%%

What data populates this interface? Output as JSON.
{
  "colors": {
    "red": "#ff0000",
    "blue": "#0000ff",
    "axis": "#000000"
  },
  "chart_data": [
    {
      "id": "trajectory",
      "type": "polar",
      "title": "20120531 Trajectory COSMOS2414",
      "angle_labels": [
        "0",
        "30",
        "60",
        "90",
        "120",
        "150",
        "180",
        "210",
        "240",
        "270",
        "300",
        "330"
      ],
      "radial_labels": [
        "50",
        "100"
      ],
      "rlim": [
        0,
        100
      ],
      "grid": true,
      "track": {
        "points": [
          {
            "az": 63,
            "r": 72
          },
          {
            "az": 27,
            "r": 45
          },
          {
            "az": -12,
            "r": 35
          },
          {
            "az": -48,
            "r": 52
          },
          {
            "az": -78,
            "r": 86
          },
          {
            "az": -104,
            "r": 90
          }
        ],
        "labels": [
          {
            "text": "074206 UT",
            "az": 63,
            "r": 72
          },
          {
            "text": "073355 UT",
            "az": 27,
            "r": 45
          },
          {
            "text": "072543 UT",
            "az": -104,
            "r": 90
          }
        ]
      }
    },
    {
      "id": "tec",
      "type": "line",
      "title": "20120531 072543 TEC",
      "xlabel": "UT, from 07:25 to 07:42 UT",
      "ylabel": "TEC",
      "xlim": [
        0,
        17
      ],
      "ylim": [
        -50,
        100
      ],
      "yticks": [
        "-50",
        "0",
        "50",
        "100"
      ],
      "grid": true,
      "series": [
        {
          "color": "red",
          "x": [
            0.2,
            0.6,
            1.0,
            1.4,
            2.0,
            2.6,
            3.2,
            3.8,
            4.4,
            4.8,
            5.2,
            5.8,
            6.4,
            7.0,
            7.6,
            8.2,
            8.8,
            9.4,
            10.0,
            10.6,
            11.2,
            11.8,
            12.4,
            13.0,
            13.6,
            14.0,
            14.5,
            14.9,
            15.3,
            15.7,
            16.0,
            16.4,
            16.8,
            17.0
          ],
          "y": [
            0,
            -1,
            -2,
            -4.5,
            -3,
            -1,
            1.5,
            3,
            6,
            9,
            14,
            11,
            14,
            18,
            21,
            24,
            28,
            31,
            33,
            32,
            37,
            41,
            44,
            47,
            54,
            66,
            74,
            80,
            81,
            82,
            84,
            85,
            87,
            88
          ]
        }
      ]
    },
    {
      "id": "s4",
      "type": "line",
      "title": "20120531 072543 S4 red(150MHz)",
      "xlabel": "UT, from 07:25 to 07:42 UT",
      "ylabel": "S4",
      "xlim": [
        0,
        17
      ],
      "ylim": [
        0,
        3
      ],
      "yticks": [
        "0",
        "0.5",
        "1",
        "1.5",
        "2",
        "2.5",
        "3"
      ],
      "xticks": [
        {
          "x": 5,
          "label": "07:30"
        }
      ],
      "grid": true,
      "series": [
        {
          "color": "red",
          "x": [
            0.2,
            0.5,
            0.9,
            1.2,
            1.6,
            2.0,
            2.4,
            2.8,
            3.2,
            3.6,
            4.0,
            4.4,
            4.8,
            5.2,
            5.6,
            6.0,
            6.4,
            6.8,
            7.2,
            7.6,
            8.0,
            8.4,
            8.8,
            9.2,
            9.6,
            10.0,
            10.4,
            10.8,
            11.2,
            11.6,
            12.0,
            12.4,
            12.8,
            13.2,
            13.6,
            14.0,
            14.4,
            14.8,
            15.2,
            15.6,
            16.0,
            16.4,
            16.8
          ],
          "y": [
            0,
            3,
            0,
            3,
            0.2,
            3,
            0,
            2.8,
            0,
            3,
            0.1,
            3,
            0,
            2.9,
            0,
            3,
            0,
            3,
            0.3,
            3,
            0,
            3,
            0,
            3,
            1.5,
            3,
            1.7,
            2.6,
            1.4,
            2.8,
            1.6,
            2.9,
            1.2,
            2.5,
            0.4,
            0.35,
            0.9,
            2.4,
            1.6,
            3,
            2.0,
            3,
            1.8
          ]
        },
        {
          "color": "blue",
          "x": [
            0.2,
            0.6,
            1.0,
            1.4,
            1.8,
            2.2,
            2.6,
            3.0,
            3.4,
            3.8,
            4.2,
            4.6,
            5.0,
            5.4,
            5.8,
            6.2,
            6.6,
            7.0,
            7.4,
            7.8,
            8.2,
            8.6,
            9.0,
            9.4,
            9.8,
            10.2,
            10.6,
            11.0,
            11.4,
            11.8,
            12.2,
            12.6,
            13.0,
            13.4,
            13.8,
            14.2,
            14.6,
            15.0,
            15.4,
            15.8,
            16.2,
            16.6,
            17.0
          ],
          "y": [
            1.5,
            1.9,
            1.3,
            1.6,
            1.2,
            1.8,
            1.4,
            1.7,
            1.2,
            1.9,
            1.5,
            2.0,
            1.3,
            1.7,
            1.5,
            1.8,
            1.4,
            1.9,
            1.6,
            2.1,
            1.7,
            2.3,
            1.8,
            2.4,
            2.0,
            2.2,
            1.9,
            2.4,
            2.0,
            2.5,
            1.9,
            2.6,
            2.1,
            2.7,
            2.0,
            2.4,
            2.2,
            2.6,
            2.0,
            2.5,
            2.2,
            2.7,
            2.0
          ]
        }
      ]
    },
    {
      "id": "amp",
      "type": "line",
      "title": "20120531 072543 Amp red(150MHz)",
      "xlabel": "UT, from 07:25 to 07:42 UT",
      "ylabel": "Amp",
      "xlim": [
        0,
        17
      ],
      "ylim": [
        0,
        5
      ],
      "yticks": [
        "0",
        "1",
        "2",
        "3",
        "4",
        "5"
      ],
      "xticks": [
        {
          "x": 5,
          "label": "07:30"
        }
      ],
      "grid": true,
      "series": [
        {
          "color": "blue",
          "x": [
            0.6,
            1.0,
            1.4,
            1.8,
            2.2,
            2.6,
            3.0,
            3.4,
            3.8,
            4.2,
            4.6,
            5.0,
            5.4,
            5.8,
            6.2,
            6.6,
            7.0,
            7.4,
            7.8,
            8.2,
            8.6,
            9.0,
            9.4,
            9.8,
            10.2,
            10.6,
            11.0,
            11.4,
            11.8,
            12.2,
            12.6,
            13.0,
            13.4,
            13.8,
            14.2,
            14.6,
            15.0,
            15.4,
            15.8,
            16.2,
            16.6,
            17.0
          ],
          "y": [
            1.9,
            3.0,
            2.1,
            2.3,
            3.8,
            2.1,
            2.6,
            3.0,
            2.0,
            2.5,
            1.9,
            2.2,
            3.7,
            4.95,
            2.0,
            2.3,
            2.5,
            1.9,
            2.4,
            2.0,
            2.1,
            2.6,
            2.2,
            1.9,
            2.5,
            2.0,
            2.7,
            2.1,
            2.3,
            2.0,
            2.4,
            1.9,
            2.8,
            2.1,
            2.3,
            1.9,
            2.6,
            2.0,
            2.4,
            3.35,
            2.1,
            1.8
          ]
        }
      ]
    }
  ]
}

%%

* _DIRECTIONS_: Transcribe all lines as written.

* _OUTPUT BELOW_:
What data populates this interface? Output as JSON.
{
  "colors": {
    "red": "#ff0000",
    "blue": "#0000ff",
    "axis": "#000000"
  },
  "chart_data": [
    {
      "id": "trajectory",
      "type": "polar",
      "title": "20120531 Trajectory COSMOS2414",
      "angle_labels": [
        "0",
        "30",
        "60",
        "90",
        "120",
        "150",
        "180",
        "210",
        "240",
        "270",
        "300",
        "330"
      ],
      "radial_labels": [
        "50",
        "100"
      ],
      "rlim": [
        0,
        100
      ],
      "grid": true,
      "track": {
        "points": [
          {
            "az": 63,
            "r": 72
          },
          {
            "az": 27,
            "r": 45
          },
          {
            "az": -12,
            "r": 35
          },
          {
            "az": -48,
            "r": 52
          },
          {
            "az": -78,
            "r": 86
          },
          {
            "az": -104,
            "r": 90
          }
        ],
        "labels": [
          {
            "text": "074206 UT",
            "az": 63,
            "r": 72
          },
          {
            "text": "073355 UT",
            "az": 27,
            "r": 45
          },
          {
            "text": "072543 UT",
            "az": -104,
            "r": 90
          }
        ]
      }
    },
    {
      "id": "tec",
      "type": "line",
      "title": "20120531 072543 TEC",
      "xlabel": "UT, from 07:25 to 07:42 UT",
      "ylabel": "TEC",
      "xlim": [
        0,
        17
      ],
      "ylim": [
        -50,
        100
      ],
      "yticks": [
        "-50",
        "0",
        "50",
        "100"
      ],
      "grid": true,
      "series": [
        {
          "color": "red",
          "x": [
            0.2,
            0.6,
            1.0,
            1.4,
            2.0,
            2.6,
            3.2,
            3.8,
            4.4,
            4.8,
            5.2,
            5.8,
            6.4,
            7.0,
            7.6,
            8.2,
            8.8,
            9.4,
            10.0,
            10.6,
            11.2,
            11.8,
            12.4,
            13.0,
            13.6,
            14.0,
            14.5,
            14.9,
            15.3,
            15.7,
            16.0,
            16.4,
            16.8,
            17.0
          ],
          "y": [
            0,
            -1,
            -2,
            -4.5,
            -3,
            -1,
            1.5,
            3,
            6,
            9,
            14,
            11,
            14,
            18,
            21,
            24,
            28,
            31,
            33,
            32,
            37,
            41,
            44,
            47,
            54,
            66,
            74,
            80,
            81,
            82,
            84,
            85,
            87,
            88
          ]
        }
      ]
    },
    {
      "id": "s4",
      "type": "line",
      "title": "20120531 072543 S4 red(150MHz)",
      "xlabel": "UT, from 07:25 to 07:42 UT",
      "ylabel": "S4",
      "xlim": [
        0,
        17
      ],
      "ylim": [
        0,
        3
      ],
      "yticks": [
        "0",
        "0.5",
        "1",
        "1.5",
        "2",
        "2.5",
        "3"
      ],
      "xticks": [
        {
          "x": 5,
          "label": "07:30"
        }
      ],
      "grid": true,
      "series": [
        {
          "color": "red",
          "x": [
            0.2,
            0.5,
            0.9,
            1.2,
            1.6,
            2.0,
            2.4,
            2.8,
            3.2,
            3.6,
            4.0,
            4.4,
            4.8,
            5.2,
            5.6,
            6.0,
            6.4,
            6.8,
            7.2,
            7.6,
            8.0,
            8.4,
            8.8,
            9.2,
            9.6,
            10.0,
            10.4,
            10.8,
            11.2,
            11.6,
            12.0,
            12.4,
            12.8,
            13.2,
            13.6,
            14.0,
            14.4,
            14.8,
            15.2,
            15.6,
            16.0,
            16.4,
            16.8
          ],
          "y": [
            0,
            3,
            0,
            3,
            0.2,
            3,
            0,
            2.8,
            0,
            3,
            0.1,
            3,
            0,
            2.9,
            0,
            3,
            0,
            3,
            0.3,
            3,
            0,
            3,
            0,
            3,
            1.5,
            3,
            1.7,
            2.6,
            1.4,
            2.8,
            1.6,
            2.9,
            1.2,
            2.5,
            0.4,
            0.35,
            0.9,
            2.4,
            1.6,
            3,
            2.0,
            3,
            1.8
          ]
        },
        {
          "color": "blue",
          "x": [
            0.2,
            0.6,
            1.0,
            1.4,
            1.8,
            2.2,
            2.6,
            3.0,
            3.4,
            3.8,
            4.2,
            4.6,
            5.0,
            5.4,
            5.8,
            6.2,
            6.6,
            7.0,
            7.4,
            7.8,
            8.2,
            8.6,
            9.0,
            9.4,
            9.8,
            10.2,
            10.6,
            11.0,
            11.4,
            11.8,
            12.2,
            12.6,
            13.0,
            13.4,
            13.8,
            14.2,
            14.6,
            15.0,
            15.4,
            15.8,
            16.2,
            16.6,
            17.0
          ],
          "y": [
            1.5,
            1.9,
            1.3,
            1.6,
            1.2,
            1.8,
            1.4,
            1.7,
            1.2,
            1.9,
            1.5,
            2.0,
            1.3,
            1.7,
            1.5,
            1.8,
            1.4,
            1.9,
            1.6,
            2.1,
            1.7,
            2.3,
            1.8,
            2.4,
            2.0,
            2.2,
            1.9,
            2.4,
            2.0,
            2.5,
            1.9,
            2.6,
            2.1,
            2.7,
            2.0,
            2.4,
            2.2,
            2.6,
            2.0,
            2.5,
            2.2,
            2.7,
            2.0
          ]
        }
      ]
    },
    {
      "id": "amp",
      "type": "line",
      "title": "20120531 072543 Amp red(150MHz)",
      "xlabel": "UT, from 07:25 to 07:42 UT",
      "ylabel": "Amp",
      "xlim": [
        0,
        17
      ],
      "ylim": [
        0,
        5
      ],
      "yticks": [
        "0",
        "1",
        "2",
        "3",
        "4",
        "5"
      ],
      "xticks": [
        {
          "x": 5,
          "label": "07:30"
        }
      ],
      "grid": true,
      "series": [
        {
          "color": "blue",
          "x": [
            0.6,
            1.0,
            1.4,
            1.8,
            2.2,
            2.6,
            3.0,
            3.4,
            3.8,
            4.2,
            4.6,
            5.0,
            5.4,
            5.8,
            6.2,
            6.6,
            7.0,
            7.4,
            7.8,
            8.2,
            8.6,
            9.0,
            9.4,
            9.8,
            10.2,
            10.6,
            11.0,
            11.4,
            11.8,
            12.2,
            12.6,
            13.0,
            13.4,
            13.8,
            14.2,
            14.6,
            15.0,
            15.4,
            15.8,
            16.2,
            16.6,
            17.0
          ],
          "y": [
            1.9,
            3.0,
            2.1,
            2.3,
            3.8,
            2.1,
            2.6,
            3.0,
            2.0,
            2.5,
            1.9,
            2.2,
            3.7,
            4.95,
            2.0,
            2.3,
            2.5,
            1.9,
            2.4,
            2.0,
            2.1,
            2.6,
            2.2,
            1.9,
            2.5,
            2.0,
            2.7,
            2.1,
            2.3,
            2.0,
            2.4,
            1.9,
            2.8,
            2.1,
            2.3,
            1.9,
            2.6,
            2.0,
            2.4,
            3.35,
            2.1,
            1.8
          ]
        }
      ]
    }
  ]
}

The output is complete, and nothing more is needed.